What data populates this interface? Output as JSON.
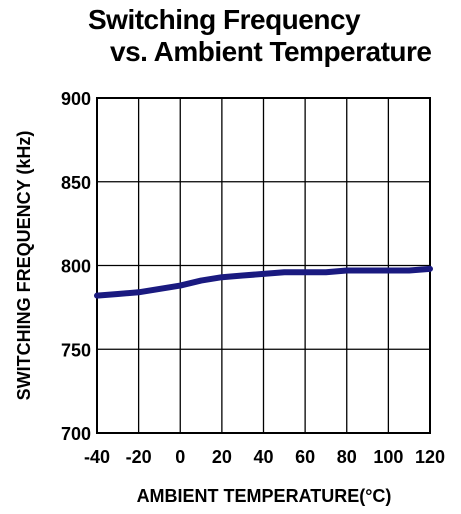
{
  "chart_data": {
    "type": "line",
    "title_line1": "Switching Frequency",
    "title_line2": "vs. Ambient Temperature",
    "xlabel": "AMBIENT TEMPERATURE(°C)",
    "ylabel": "SWITCHING FREQUENCY (kHz)",
    "xlim": [
      -40,
      120
    ],
    "ylim": [
      700,
      900
    ],
    "xticks": [
      -40,
      -20,
      0,
      20,
      40,
      60,
      80,
      100,
      120
    ],
    "yticks": [
      700,
      750,
      800,
      850,
      900
    ],
    "grid": true,
    "line_color": "#1a1a80",
    "series": [
      {
        "x": [
          -40,
          -30,
          -20,
          -10,
          0,
          10,
          20,
          30,
          40,
          50,
          60,
          70,
          80,
          90,
          100,
          110,
          120
        ],
        "y": [
          782,
          783,
          784,
          786,
          788,
          791,
          793,
          794,
          795,
          796,
          796,
          796,
          797,
          797,
          797,
          797,
          798
        ]
      }
    ]
  }
}
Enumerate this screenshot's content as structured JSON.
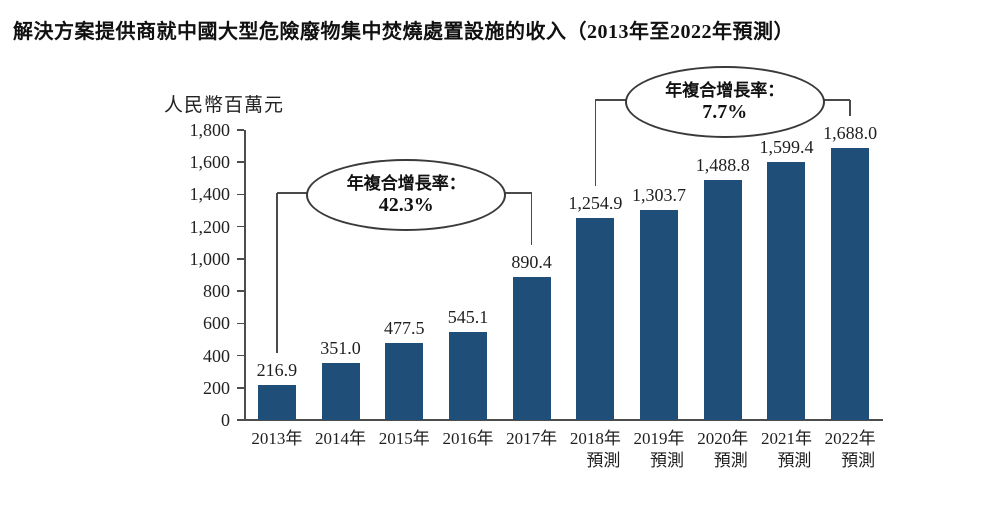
{
  "title": "解決方案提供商就中國大型危險廢物集中焚燒處置設施的收入（2013年至2022年預測）",
  "chart_data": {
    "type": "bar",
    "title": "解決方案提供商就中國大型危險廢物集中焚燒處置設施的收入（2013年至2022年預測）",
    "xlabel": "",
    "ylabel": "人民幣百萬元",
    "ylim": [
      0,
      1800
    ],
    "ytick_step": 200,
    "ytick_labels": [
      "0",
      "200",
      "400",
      "600",
      "800",
      "1,000",
      "1,200",
      "1,400",
      "1,600",
      "1,800"
    ],
    "grid": false,
    "legend_position": "none",
    "bar_color": "#1F4E79",
    "axis_color": "#4d4d4d",
    "categories": [
      {
        "line1": "2013年",
        "line2": ""
      },
      {
        "line1": "2014年",
        "line2": ""
      },
      {
        "line1": "2015年",
        "line2": ""
      },
      {
        "line1": "2016年",
        "line2": ""
      },
      {
        "line1": "2017年",
        "line2": ""
      },
      {
        "line1": "2018年",
        "line2": "預測"
      },
      {
        "line1": "2019年",
        "line2": "預測"
      },
      {
        "line1": "2020年",
        "line2": "預測"
      },
      {
        "line1": "2021年",
        "line2": "預測"
      },
      {
        "line1": "2022年",
        "line2": "預測"
      }
    ],
    "values": [
      216.9,
      351.0,
      477.5,
      545.1,
      890.4,
      1254.9,
      1303.7,
      1488.8,
      1599.4,
      1688.0
    ],
    "value_labels": [
      "216.9",
      "351.0",
      "477.5",
      "545.1",
      "890.4",
      "1,254.9",
      "1,303.7",
      "1,488.8",
      "1,599.4",
      "1,688.0"
    ],
    "annotations": [
      {
        "line1": "年複合增長率：",
        "line2": "42.3%",
        "from_index": 0,
        "to_index": 4
      },
      {
        "line1": "年複合增長率：",
        "line2": "7.7%",
        "from_index": 5,
        "to_index": 9
      }
    ]
  }
}
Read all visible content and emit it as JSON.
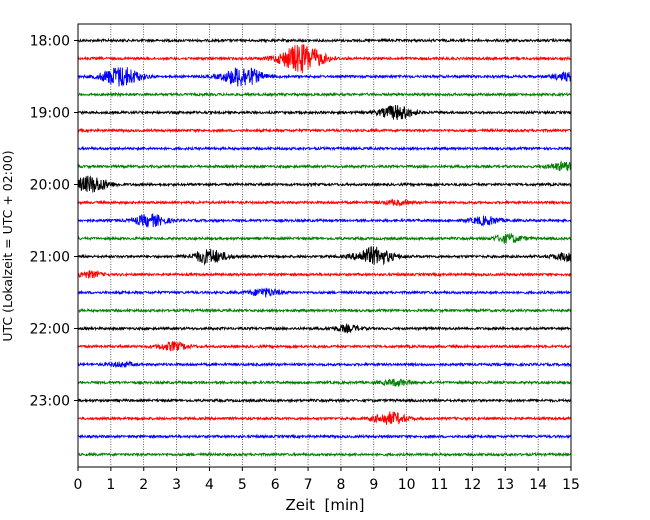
{
  "chart_data": {
    "type": "line",
    "title": "",
    "xlabel": "Zeit  [min]",
    "ylabel": "UTC (Lokalzeit = UTC + 02:00)",
    "xlim": [
      0,
      15
    ],
    "x_ticks": [
      "0",
      "1",
      "2",
      "3",
      "4",
      "5",
      "6",
      "7",
      "8",
      "9",
      "10",
      "11",
      "12",
      "13",
      "14",
      "15"
    ],
    "y_tick_labels": [
      "18:00",
      "19:00",
      "20:00",
      "21:00",
      "22:00",
      "23:00"
    ],
    "grid": "vertical dotted lines at each minute",
    "legend": "none",
    "trace_colors": [
      "#000000",
      "#ff0000",
      "#0000ff",
      "#008000"
    ],
    "rows": [
      {
        "start": "18:00",
        "color": "#000000",
        "bursts": []
      },
      {
        "start": "18:15",
        "color": "#ff0000",
        "bursts": [
          {
            "t": 6.8,
            "amp": 14
          }
        ]
      },
      {
        "start": "18:30",
        "color": "#0000ff",
        "bursts": [
          {
            "t": 1.3,
            "amp": 10
          },
          {
            "t": 5.0,
            "amp": 10
          },
          {
            "t": 14.9,
            "amp": 4
          }
        ]
      },
      {
        "start": "18:45",
        "color": "#008000",
        "bursts": []
      },
      {
        "start": "19:00",
        "color": "#000000",
        "bursts": [
          {
            "t": 9.7,
            "amp": 7
          }
        ]
      },
      {
        "start": "19:15",
        "color": "#ff0000",
        "bursts": []
      },
      {
        "start": "19:30",
        "color": "#0000ff",
        "bursts": []
      },
      {
        "start": "19:45",
        "color": "#008000",
        "bursts": [
          {
            "t": 14.8,
            "amp": 4
          }
        ]
      },
      {
        "start": "20:00",
        "color": "#000000",
        "bursts": [
          {
            "t": 0.4,
            "amp": 8
          }
        ]
      },
      {
        "start": "20:15",
        "color": "#ff0000",
        "bursts": [
          {
            "t": 9.7,
            "amp": 2
          }
        ]
      },
      {
        "start": "20:30",
        "color": "#0000ff",
        "bursts": [
          {
            "t": 2.2,
            "amp": 6
          },
          {
            "t": 12.4,
            "amp": 4
          }
        ]
      },
      {
        "start": "20:45",
        "color": "#008000",
        "bursts": [
          {
            "t": 13.1,
            "amp": 4
          }
        ]
      },
      {
        "start": "21:00",
        "color": "#000000",
        "bursts": [
          {
            "t": 4.0,
            "amp": 7
          },
          {
            "t": 9.0,
            "amp": 9
          },
          {
            "t": 14.9,
            "amp": 4
          }
        ]
      },
      {
        "start": "21:15",
        "color": "#ff0000",
        "bursts": [
          {
            "t": 0.3,
            "amp": 3
          }
        ]
      },
      {
        "start": "21:30",
        "color": "#0000ff",
        "bursts": [
          {
            "t": 5.7,
            "amp": 4
          }
        ]
      },
      {
        "start": "21:45",
        "color": "#008000",
        "bursts": []
      },
      {
        "start": "22:00",
        "color": "#000000",
        "bursts": [
          {
            "t": 8.2,
            "amp": 3
          }
        ]
      },
      {
        "start": "22:15",
        "color": "#ff0000",
        "bursts": [
          {
            "t": 2.9,
            "amp": 4
          }
        ]
      },
      {
        "start": "22:30",
        "color": "#0000ff",
        "bursts": [
          {
            "t": 1.3,
            "amp": 2
          }
        ]
      },
      {
        "start": "22:45",
        "color": "#008000",
        "bursts": [
          {
            "t": 9.7,
            "amp": 3
          }
        ]
      },
      {
        "start": "23:00",
        "color": "#000000",
        "bursts": []
      },
      {
        "start": "23:15",
        "color": "#ff0000",
        "bursts": [
          {
            "t": 9.5,
            "amp": 6
          }
        ]
      },
      {
        "start": "23:30",
        "color": "#0000ff",
        "bursts": []
      },
      {
        "start": "23:45",
        "color": "#008000",
        "bursts": []
      }
    ]
  }
}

++++++++

→ YOUR TASK
Every record above must be given again exactly; drop the pictures.

→ CORRECT RESULT
What data populates this interface? Output as JSON.
{
  "chart_data": {
    "type": "line",
    "title_line1": "Switching Frequency",
    "title_line2": "vs. Ambient Temperature",
    "xlabel": "AMBIENT TEMPERATURE(°C)",
    "ylabel": "SWITCHING FREQUENCY (kHz)",
    "xlim": [
      -40,
      120
    ],
    "ylim": [
      700,
      900
    ],
    "xticks": [
      -40,
      -20,
      0,
      20,
      40,
      60,
      80,
      100,
      120
    ],
    "yticks": [
      700,
      750,
      800,
      850,
      900
    ],
    "grid": true,
    "line_color": "#1a1a80",
    "series": [
      {
        "x": [
          -40,
          -30,
          -20,
          -10,
          0,
          10,
          20,
          30,
          40,
          50,
          60,
          70,
          80,
          90,
          100,
          110,
          120
        ],
        "y": [
          782,
          783,
          784,
          786,
          788,
          791,
          793,
          794,
          795,
          796,
          796,
          796,
          797,
          797,
          797,
          797,
          798
        ]
      }
    ]
  }
}
Enumerate this screenshot's content as structured JSON.
{
  "title": "解決方案提供商就中國大型危險廢物集中焚燒處置設施的收入（2013年至2022年預測）",
  "chart_data": {
    "type": "bar",
    "title": "解決方案提供商就中國大型危險廢物集中焚燒處置設施的收入（2013年至2022年預測）",
    "xlabel": "",
    "ylabel": "人民幣百萬元",
    "ylim": [
      0,
      1800
    ],
    "ytick_step": 200,
    "ytick_labels": [
      "0",
      "200",
      "400",
      "600",
      "800",
      "1,000",
      "1,200",
      "1,400",
      "1,600",
      "1,800"
    ],
    "grid": false,
    "legend_position": "none",
    "bar_color": "#1F4E79",
    "axis_color": "#4d4d4d",
    "categories": [
      {
        "line1": "2013年",
        "line2": ""
      },
      {
        "line1": "2014年",
        "line2": ""
      },
      {
        "line1": "2015年",
        "line2": ""
      },
      {
        "line1": "2016年",
        "line2": ""
      },
      {
        "line1": "2017年",
        "line2": ""
      },
      {
        "line1": "2018年",
        "line2": "預測"
      },
      {
        "line1": "2019年",
        "line2": "預測"
      },
      {
        "line1": "2020年",
        "line2": "預測"
      },
      {
        "line1": "2021年",
        "line2": "預測"
      },
      {
        "line1": "2022年",
        "line2": "預測"
      }
    ],
    "values": [
      216.9,
      351.0,
      477.5,
      545.1,
      890.4,
      1254.9,
      1303.7,
      1488.8,
      1599.4,
      1688.0
    ],
    "value_labels": [
      "216.9",
      "351.0",
      "477.5",
      "545.1",
      "890.4",
      "1,254.9",
      "1,303.7",
      "1,488.8",
      "1,599.4",
      "1,688.0"
    ],
    "annotations": [
      {
        "line1": "年複合增長率：",
        "line2": "42.3%",
        "from_index": 0,
        "to_index": 4
      },
      {
        "line1": "年複合增長率：",
        "line2": "7.7%",
        "from_index": 5,
        "to_index": 9
      }
    ]
  }
}
Read all visible content and emit it as JSON.
{
  "chart_data": {
    "type": "line",
    "title": "",
    "xlabel": "Zeit  [min]",
    "ylabel": "UTC (Lokalzeit = UTC + 02:00)",
    "xlim": [
      0,
      15
    ],
    "x_ticks": [
      "0",
      "1",
      "2",
      "3",
      "4",
      "5",
      "6",
      "7",
      "8",
      "9",
      "10",
      "11",
      "12",
      "13",
      "14",
      "15"
    ],
    "y_tick_labels": [
      "18:00",
      "19:00",
      "20:00",
      "21:00",
      "22:00",
      "23:00"
    ],
    "grid": "vertical dotted lines at each minute",
    "legend": "none",
    "trace_colors": [
      "#000000",
      "#ff0000",
      "#0000ff",
      "#008000"
    ],
    "rows": [
      {
        "start": "18:00",
        "color": "#000000",
        "bursts": []
      },
      {
        "start": "18:15",
        "color": "#ff0000",
        "bursts": [
          {
            "t": 6.8,
            "amp": 14
          }
        ]
      },
      {
        "start": "18:30",
        "color": "#0000ff",
        "bursts": [
          {
            "t": 1.3,
            "amp": 10
          },
          {
            "t": 5.0,
            "amp": 10
          },
          {
            "t": 14.9,
            "amp": 4
          }
        ]
      },
      {
        "start": "18:45",
        "color": "#008000",
        "bursts": []
      },
      {
        "start": "19:00",
        "color": "#000000",
        "bursts": [
          {
            "t": 9.7,
            "amp": 7
          }
        ]
      },
      {
        "start": "19:15",
        "color": "#ff0000",
        "bursts": []
      },
      {
        "start": "19:30",
        "color": "#0000ff",
        "bursts": []
      },
      {
        "start": "19:45",
        "color": "#008000",
        "bursts": [
          {
            "t": 14.8,
            "amp": 4
          }
        ]
      },
      {
        "start": "20:00",
        "color": "#000000",
        "bursts": [
          {
            "t": 0.4,
            "amp": 8
          }
        ]
      },
      {
        "start": "20:15",
        "color": "#ff0000",
        "bursts": [
          {
            "t": 9.7,
            "amp": 2
          }
        ]
      },
      {
        "start": "20:30",
        "color": "#0000ff",
        "bursts": [
          {
            "t": 2.2,
            "amp": 6
          },
          {
            "t": 12.4,
            "amp": 4
          }
        ]
      },
      {
        "start": "20:45",
        "color": "#008000",
        "bursts": [
          {
            "t": 13.1,
            "amp": 4
          }
        ]
      },
      {
        "start": "21:00",
        "color": "#000000",
        "bursts": [
          {
            "t": 4.0,
            "amp": 7
          },
          {
            "t": 9.0,
            "amp": 9
          },
          {
            "t": 14.9,
            "amp": 4
          }
        ]
      },
      {
        "start": "21:15",
        "color": "#ff0000",
        "bursts": [
          {
            "t": 0.3,
            "amp": 3
          }
        ]
      },
      {
        "start": "21:30",
        "color": "#0000ff",
        "bursts": [
          {
            "t": 5.7,
            "amp": 4
          }
        ]
      },
      {
        "start": "21:45",
        "color": "#008000",
        "bursts": []
      },
      {
        "start": "22:00",
        "color": "#000000",
        "bursts": [
          {
            "t": 8.2,
            "amp": 3
          }
        ]
      },
      {
        "start": "22:15",
        "color": "#ff0000",
        "bursts": [
          {
            "t": 2.9,
            "amp": 4
          }
        ]
      },
      {
        "start": "22:30",
        "color": "#0000ff",
        "bursts": [
          {
            "t": 1.3,
            "amp": 2
          }
        ]
      },
      {
        "start": "22:45",
        "color": "#008000",
        "bursts": [
          {
            "t": 9.7,
            "amp": 3
          }
        ]
      },
      {
        "start": "23:00",
        "color": "#000000",
        "bursts": []
      },
      {
        "start": "23:15",
        "color": "#ff0000",
        "bursts": [
          {
            "t": 9.5,
            "amp": 6
          }
        ]
      },
      {
        "start": "23:30",
        "color": "#0000ff",
        "bursts": []
      },
      {
        "start": "23:45",
        "color": "#008000",
        "bursts": []
      }
    ]
  }
}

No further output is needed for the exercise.